→ TASK DESCRIPTION: From the entries below, tally how many lines contain "this" and report only that figure.

→ TASK MATERIAL:

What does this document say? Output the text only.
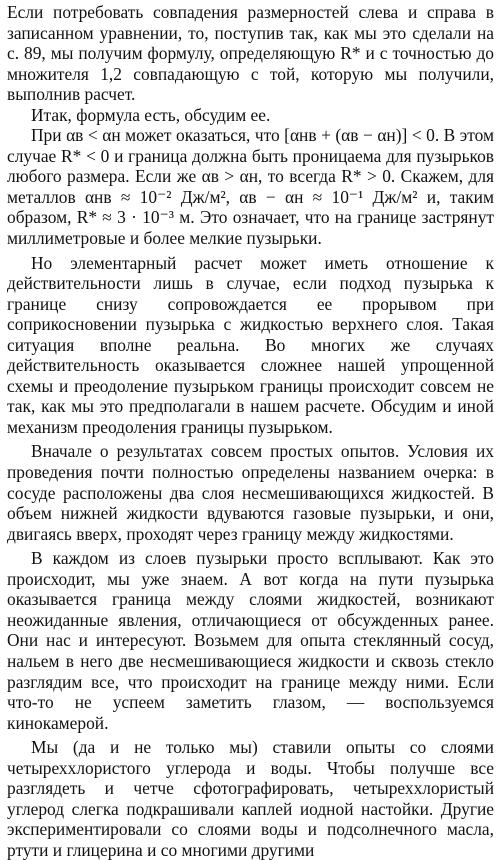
Если потребовать совпадения размерностей слева и справа в записанном уравнении, то, поступив так, как мы это сделали на с. 89, мы получим формулу, определяющую R* и с точностью до множителя 1,2 совпадающую с той, которую мы получили, выполнив расчет.

Итак, формула есть, обсудим ее.

При αв < αн может оказаться, что [αнв + (αв − αн)] < 0. В этом случае R* < 0 и граница должна быть проницаема для пузырьков любого размера. Если же αв > αн, то всегда R* > 0. Скажем, для металлов αнв ≈ 10⁻² Дж/м², αв − αн ≈ 10⁻¹ Дж/м² и, таким образом, R* ≈ 3 · 10⁻³ м. Это означает, что на границе застрянут миллиметровые и более мелкие пузырьки.

Но элементарный расчет может иметь отношение к действительности лишь в случае, если подход пузырька к границе снизу сопровождается ее прорывом при соприкосновении пузырька с жидкостью верхнего слоя. Такая ситуация вполне реальна. Во многих же случаях действительность оказывается сложнее нашей упрощенной схемы и преодоление пузырьком границы происходит совсем не так, как мы это предполагали в нашем расчете. Обсудим и иной механизм преодоления границы пузырьком.

Вначале о результатах совсем простых опытов. Условия их проведения почти полностью определены названием очерка: в сосуде расположены два слоя несмешивающихся жидкостей. В объем нижней жидкости вдуваются газовые пузырьки, и они, двигаясь вверх, проходят через границу между жидкостями.

В каждом из слоев пузырьки просто всплывают. Как это происходит, мы уже знаем. А вот когда на пути пузырька оказывается граница между слоями жидкостей, возникают неожиданные явления, отличающиеся от обсужденных ранее. Они нас и интересуют. Возьмем для опыта стеклянный сосуд, нальем в него две несмешивающиеся жидкости и сквозь стекло разглядим все, что происходит на границе между ними. Если что-то не успеем заметить глазом, — воспользуемся кинокамерой.

Мы (да и не только мы) ставили опыты со слоями четыреххлористого углерода и воды. Чтобы получше все разглядеть и четче сфотографировать, четыреххлористый углерод слегка подкрашивали каплей иодной настойки. Другие экспериментировали со слоями воды и подсолнечного масла, ртути и глицерина и со многими другими
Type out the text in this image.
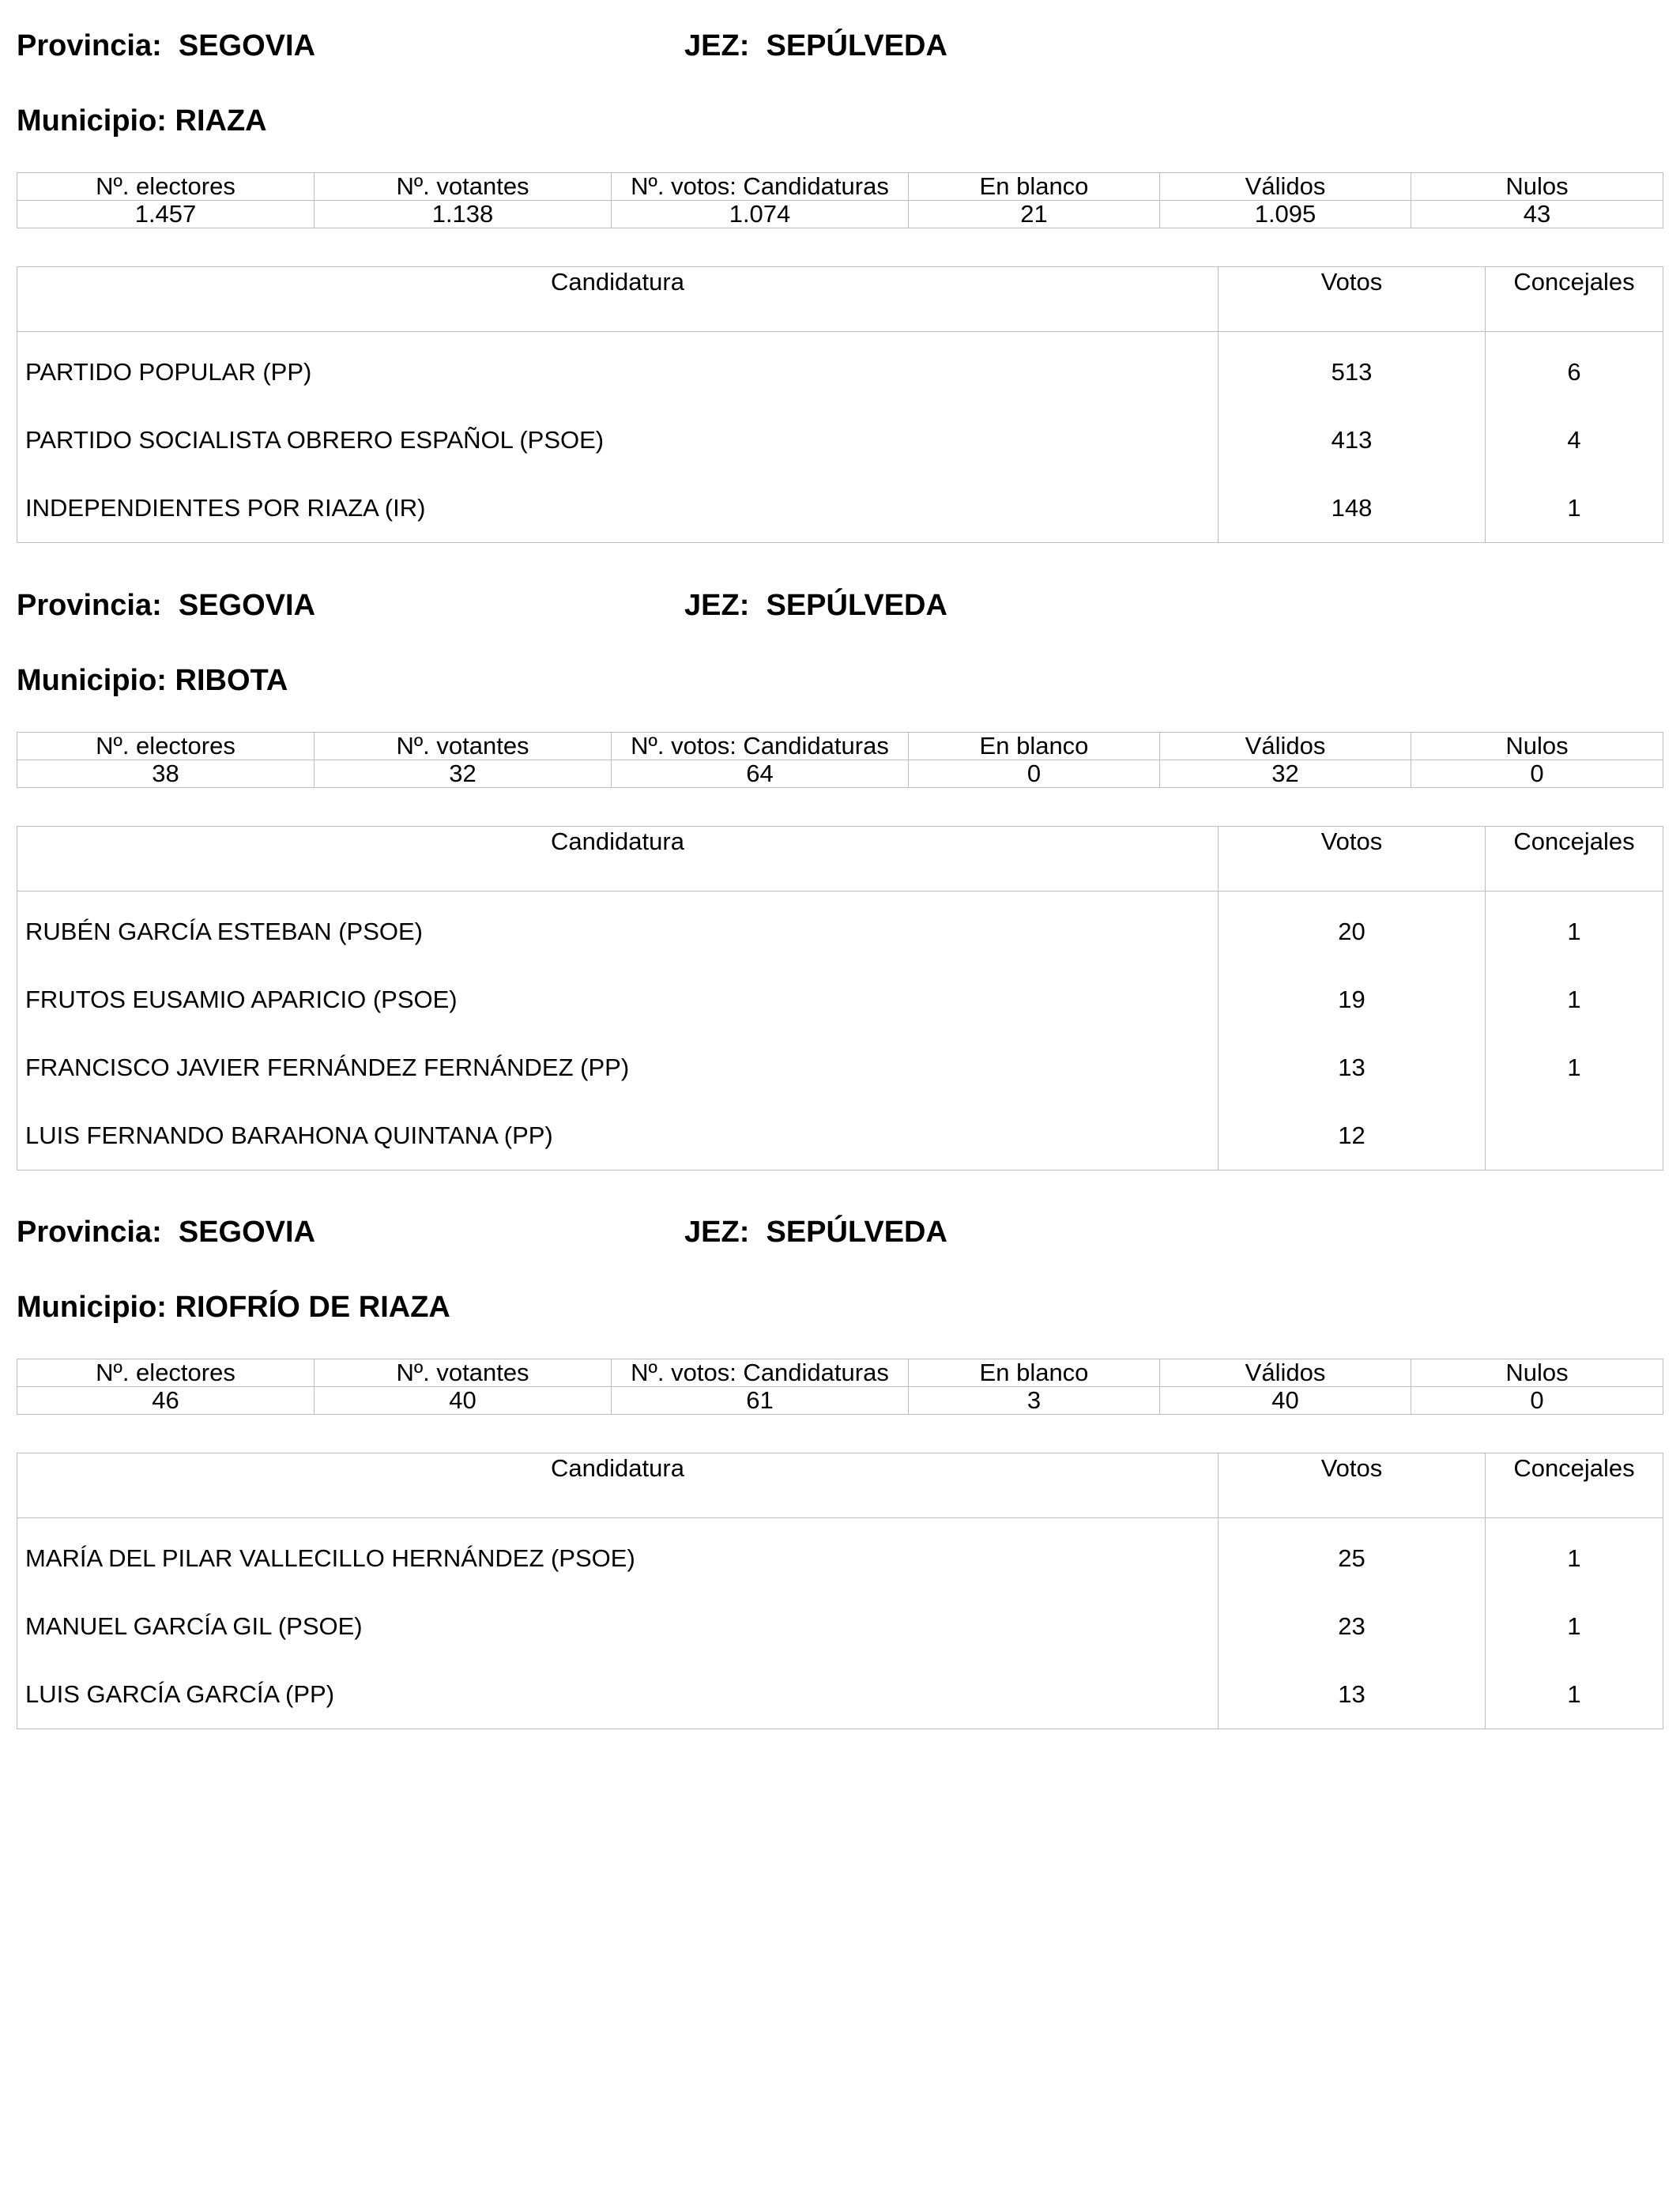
Provincia: SEGOVIA	JEZ: SEPÚLVEDA
Municipio: RIAZA
Nº. electores	Nº. votantes	Nº. votos: Candidaturas	En blanco	Válidos	Nulos
1.457	1.138	1.074	21	1.095	43
Candidatura	Votos	Concejales
PARTIDO POPULAR (PP)	513	6
PARTIDO SOCIALISTA OBRERO ESPAÑOL (PSOE)	413	4
INDEPENDIENTES POR RIAZA (IR)	148	1
Provincia: SEGOVIA	JEZ: SEPÚLVEDA
Municipio: RIBOTA
Nº. electores	Nº. votantes	Nº. votos: Candidaturas	En blanco	Válidos	Nulos
38	32	64	0	32	0
Candidatura	Votos	Concejales
RUBÉN GARCÍA ESTEBAN (PSOE)	20	1
FRUTOS EUSAMIO APARICIO (PSOE)	19	1
FRANCISCO JAVIER FERNÁNDEZ FERNÁNDEZ (PP)	13	1
LUIS FERNANDO BARAHONA QUINTANA (PP)	12	
Provincia: SEGOVIA	JEZ: SEPÚLVEDA
Municipio: RIOFRÍO DE RIAZA
Nº. electores	Nº. votantes	Nº. votos: Candidaturas	En blanco	Válidos	Nulos
46	40	61	3	40	0
Candidatura	Votos	Concejales
MARÍA DEL PILAR VALLECILLO HERNÁNDEZ (PSOE)	25	1
MANUEL GARCÍA GIL (PSOE)	23	1
LUIS GARCÍA GARCÍA (PP)	13	1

→ RESULT BELOW: 2